» **WORK TASK**:
Please read the passage on comparative-effectiveness research: how does it define that kind of research?

Petersen and Aanand D. Naik, MD, an investigator in the VA Center of Excellence, discussed the need for a new emphasis in implementing the results of comparative-effectiveness research in the perspective.

"How do you get evidence into practice?" Peterson said. "We need to study that with the same intensity as we go about getting the evidence."

Comparative-effectiveness research means scientifically evaluating drugs, medical devices, surgical procedures and other treatments to determine which provides the highest quality at a reasonable price, according to the authors. As the Obama Administration seeks to cut the costs of healthcare without affecting quality, the emphasis on comparative-effectiveness research has intensified.

"Policymakers and research funders such as the National Institutes of Health (NIH), often assume that the final steps in the translation of clinical research--the decision to act on new medical evidence and its implementation in routine care--are seamless and automatic, whereas we know that changing the behavior of physicians and patients is difficult," they wrote. "The need for comparative-effectiveness research is clear, many of the assumptions regarding the most important aspect of such research--the ultimate implementation of its findings into healthcare--have little empirical support."

Data excerpts:
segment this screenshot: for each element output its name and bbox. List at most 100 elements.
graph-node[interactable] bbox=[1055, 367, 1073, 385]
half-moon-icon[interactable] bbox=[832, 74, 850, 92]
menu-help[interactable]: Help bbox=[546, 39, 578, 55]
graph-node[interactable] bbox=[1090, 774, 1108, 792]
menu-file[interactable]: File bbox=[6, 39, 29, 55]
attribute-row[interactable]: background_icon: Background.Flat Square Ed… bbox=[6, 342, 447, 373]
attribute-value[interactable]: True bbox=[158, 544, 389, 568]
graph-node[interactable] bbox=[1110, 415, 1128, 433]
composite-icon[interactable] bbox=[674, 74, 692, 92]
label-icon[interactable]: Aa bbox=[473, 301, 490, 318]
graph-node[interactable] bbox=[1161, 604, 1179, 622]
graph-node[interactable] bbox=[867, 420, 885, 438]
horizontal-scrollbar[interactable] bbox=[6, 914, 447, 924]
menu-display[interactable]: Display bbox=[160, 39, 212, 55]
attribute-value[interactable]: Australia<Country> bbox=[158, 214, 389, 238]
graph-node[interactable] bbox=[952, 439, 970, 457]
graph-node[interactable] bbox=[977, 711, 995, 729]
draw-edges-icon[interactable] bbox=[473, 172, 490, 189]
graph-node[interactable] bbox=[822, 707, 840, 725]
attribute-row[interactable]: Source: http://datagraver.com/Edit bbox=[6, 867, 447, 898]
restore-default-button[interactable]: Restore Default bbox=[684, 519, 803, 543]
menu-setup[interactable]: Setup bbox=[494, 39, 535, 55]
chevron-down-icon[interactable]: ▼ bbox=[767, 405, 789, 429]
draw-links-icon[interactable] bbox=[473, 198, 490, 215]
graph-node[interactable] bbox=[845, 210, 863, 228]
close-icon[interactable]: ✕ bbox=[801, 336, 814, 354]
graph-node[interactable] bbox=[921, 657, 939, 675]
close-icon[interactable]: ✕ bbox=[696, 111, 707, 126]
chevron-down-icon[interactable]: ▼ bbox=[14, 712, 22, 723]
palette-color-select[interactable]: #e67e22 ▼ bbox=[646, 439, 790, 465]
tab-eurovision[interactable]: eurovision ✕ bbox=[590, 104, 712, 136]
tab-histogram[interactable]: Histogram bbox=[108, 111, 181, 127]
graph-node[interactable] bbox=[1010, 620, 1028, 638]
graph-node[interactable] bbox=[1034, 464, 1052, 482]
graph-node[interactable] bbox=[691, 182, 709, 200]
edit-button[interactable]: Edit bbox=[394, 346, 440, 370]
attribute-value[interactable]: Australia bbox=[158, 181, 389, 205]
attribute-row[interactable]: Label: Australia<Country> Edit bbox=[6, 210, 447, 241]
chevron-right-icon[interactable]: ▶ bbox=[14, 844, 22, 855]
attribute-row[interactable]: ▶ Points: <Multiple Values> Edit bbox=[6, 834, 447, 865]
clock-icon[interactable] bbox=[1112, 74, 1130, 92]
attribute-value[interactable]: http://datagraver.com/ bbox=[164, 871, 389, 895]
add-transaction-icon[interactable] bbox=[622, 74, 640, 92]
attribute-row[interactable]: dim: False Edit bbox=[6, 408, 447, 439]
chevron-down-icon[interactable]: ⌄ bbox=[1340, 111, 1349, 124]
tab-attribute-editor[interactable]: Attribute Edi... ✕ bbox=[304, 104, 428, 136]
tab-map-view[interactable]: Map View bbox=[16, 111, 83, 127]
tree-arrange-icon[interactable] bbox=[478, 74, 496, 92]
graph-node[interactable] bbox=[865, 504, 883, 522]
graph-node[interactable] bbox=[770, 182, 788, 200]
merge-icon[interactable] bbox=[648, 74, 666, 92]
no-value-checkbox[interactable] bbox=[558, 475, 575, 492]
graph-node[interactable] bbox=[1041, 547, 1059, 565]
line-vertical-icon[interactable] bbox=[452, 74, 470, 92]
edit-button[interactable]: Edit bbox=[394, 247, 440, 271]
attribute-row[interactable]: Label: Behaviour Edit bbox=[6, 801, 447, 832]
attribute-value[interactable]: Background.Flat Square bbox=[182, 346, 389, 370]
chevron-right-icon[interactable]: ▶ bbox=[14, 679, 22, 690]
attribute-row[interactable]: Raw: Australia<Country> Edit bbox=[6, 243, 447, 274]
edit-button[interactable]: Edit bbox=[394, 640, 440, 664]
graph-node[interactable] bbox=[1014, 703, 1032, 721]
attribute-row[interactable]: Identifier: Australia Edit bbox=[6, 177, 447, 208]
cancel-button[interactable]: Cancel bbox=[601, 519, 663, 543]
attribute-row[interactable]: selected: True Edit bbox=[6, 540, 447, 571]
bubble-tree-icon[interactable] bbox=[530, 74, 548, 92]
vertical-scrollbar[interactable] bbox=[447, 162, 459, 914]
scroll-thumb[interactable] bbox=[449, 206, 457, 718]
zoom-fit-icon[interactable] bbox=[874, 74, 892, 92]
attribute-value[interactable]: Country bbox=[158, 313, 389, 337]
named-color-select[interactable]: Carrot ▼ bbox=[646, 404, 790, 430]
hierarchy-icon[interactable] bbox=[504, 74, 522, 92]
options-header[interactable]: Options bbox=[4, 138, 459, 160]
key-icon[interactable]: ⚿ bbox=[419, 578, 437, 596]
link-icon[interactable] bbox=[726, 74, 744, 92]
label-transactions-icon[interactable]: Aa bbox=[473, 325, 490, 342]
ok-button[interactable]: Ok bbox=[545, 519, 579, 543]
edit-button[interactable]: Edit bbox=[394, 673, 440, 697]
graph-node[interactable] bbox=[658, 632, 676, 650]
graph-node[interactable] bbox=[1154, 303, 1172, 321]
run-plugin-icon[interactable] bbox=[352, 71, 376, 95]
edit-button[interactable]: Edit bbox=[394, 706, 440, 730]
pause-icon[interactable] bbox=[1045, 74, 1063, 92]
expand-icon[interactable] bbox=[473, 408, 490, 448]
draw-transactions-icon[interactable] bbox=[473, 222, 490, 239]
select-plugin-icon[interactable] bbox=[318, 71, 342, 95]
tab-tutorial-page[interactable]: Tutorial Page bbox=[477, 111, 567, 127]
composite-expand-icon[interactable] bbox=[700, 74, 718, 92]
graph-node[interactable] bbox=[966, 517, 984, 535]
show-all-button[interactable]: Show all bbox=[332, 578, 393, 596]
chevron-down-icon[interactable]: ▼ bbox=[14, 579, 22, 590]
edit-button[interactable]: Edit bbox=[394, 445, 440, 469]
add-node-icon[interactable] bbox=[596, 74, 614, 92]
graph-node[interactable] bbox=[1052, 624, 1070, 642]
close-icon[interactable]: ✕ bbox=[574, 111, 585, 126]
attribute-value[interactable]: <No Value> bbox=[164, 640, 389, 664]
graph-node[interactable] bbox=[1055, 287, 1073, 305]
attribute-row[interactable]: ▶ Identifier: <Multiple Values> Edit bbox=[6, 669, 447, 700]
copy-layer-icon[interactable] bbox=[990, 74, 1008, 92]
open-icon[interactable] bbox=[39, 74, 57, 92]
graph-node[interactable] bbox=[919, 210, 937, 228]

» **ANSWER BELOW**:
It means scientifically evaluating drugs, medical devices, surgical procedures and other treatments to determine which provides the highest quality at a reasonable price.